───── Data section ─────

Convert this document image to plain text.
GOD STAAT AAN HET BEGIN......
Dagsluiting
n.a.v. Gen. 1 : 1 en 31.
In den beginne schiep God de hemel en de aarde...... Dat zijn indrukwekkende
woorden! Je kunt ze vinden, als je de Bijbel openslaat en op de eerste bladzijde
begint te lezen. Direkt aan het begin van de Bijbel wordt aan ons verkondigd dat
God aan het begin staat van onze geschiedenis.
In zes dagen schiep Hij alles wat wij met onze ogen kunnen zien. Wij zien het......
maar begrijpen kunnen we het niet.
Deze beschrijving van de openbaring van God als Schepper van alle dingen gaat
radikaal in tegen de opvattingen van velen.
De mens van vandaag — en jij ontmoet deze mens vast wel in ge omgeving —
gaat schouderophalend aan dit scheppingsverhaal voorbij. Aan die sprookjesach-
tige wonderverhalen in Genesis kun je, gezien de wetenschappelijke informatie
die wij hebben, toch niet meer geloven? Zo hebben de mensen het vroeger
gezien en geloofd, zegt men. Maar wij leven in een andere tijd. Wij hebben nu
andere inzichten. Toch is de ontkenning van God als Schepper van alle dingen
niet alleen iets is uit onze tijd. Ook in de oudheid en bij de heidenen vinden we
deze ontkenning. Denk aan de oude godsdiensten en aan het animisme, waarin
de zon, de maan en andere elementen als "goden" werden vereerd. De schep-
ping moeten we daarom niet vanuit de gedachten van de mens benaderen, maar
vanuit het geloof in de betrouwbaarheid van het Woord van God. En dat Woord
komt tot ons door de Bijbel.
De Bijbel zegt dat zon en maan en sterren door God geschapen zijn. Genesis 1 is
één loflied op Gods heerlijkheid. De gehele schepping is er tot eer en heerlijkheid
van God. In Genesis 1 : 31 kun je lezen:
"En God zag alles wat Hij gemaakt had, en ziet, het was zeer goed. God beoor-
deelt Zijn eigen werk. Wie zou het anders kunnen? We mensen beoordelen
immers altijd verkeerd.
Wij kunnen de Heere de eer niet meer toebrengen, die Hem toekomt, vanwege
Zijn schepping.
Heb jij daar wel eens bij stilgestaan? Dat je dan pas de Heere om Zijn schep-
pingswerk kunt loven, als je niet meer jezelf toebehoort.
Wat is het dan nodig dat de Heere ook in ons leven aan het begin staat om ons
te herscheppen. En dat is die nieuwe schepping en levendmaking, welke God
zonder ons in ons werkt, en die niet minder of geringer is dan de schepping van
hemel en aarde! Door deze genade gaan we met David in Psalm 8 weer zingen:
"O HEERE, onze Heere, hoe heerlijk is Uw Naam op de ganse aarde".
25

─────

Could you find each line in the entries that contains the string "onze" and copy it?

God aan het begin staat van onze geschiedenis.
In zes dagen schiep Hij alles wat wij met onze ogen kunnen zien. Wij zien het......
niet alleen iets is uit onze tijd. Ook in de oudheid en bij de heidenen vinden we
"O HEERE, onze Heere, hoe heerlijk is Uw Naam op de ganse aarde".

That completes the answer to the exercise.